- **INPUT**:
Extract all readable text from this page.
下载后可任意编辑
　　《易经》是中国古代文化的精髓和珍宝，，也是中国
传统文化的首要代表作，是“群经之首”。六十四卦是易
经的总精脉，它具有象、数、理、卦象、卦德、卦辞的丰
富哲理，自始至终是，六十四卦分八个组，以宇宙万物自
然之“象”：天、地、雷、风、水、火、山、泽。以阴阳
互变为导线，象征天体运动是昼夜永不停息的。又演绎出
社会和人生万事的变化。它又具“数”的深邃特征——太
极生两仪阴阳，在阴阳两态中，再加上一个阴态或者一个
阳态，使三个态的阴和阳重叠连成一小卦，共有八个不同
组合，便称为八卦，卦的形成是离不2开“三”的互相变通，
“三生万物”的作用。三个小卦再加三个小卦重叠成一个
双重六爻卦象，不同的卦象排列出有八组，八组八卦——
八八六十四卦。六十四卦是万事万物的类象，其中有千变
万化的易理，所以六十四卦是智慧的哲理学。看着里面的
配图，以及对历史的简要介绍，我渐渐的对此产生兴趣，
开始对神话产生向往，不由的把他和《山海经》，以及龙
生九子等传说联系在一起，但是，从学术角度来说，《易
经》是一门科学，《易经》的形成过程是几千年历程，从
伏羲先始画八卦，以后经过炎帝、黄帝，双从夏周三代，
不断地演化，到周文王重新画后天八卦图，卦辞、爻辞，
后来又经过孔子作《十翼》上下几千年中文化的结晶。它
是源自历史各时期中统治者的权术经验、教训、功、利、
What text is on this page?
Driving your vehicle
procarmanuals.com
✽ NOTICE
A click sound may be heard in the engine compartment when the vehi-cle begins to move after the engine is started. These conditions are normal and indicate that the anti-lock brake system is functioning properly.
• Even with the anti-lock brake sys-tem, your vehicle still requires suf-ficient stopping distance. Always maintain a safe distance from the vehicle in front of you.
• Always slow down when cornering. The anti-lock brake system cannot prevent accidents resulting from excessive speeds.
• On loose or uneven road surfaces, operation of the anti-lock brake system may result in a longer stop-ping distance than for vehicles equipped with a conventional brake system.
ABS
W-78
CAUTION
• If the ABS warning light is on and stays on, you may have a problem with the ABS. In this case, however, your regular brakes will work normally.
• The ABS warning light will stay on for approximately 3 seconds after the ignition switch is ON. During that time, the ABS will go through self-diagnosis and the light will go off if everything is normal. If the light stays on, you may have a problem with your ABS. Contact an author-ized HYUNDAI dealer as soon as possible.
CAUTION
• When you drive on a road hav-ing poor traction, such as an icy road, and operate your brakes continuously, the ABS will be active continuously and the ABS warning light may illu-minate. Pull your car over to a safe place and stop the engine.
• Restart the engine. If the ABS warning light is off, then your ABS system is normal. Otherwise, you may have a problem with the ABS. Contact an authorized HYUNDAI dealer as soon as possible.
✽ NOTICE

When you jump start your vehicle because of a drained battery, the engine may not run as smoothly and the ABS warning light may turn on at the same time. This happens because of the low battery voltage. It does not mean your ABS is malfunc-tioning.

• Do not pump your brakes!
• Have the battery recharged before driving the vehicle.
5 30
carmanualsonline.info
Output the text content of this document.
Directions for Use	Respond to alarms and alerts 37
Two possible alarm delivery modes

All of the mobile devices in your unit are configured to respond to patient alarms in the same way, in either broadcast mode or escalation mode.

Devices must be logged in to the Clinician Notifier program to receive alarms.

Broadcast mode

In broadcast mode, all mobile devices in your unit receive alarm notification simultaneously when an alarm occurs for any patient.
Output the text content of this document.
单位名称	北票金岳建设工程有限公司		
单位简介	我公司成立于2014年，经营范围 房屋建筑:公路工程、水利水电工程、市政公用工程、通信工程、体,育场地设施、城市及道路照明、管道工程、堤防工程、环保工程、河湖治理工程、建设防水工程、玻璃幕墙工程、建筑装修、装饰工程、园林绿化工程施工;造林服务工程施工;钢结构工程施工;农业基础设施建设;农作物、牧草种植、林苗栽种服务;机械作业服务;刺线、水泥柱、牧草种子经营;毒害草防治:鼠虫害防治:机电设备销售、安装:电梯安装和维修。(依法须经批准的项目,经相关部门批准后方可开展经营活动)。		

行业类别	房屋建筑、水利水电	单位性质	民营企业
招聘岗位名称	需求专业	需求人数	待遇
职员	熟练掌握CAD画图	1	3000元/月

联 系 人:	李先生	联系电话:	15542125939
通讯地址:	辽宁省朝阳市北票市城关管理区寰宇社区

- **WHAT YOU WILL DO**:
From the data above, copy each line that has the string "mobile".

- **SOLUTION**:
All of the mobile devices in your unit are configured to respond to patient alarms in the same way, in either broadcast mode or escalation mode.
In broadcast mode, all mobile devices in your unit receive alarm notification simultaneously when an alarm occurs for any patient.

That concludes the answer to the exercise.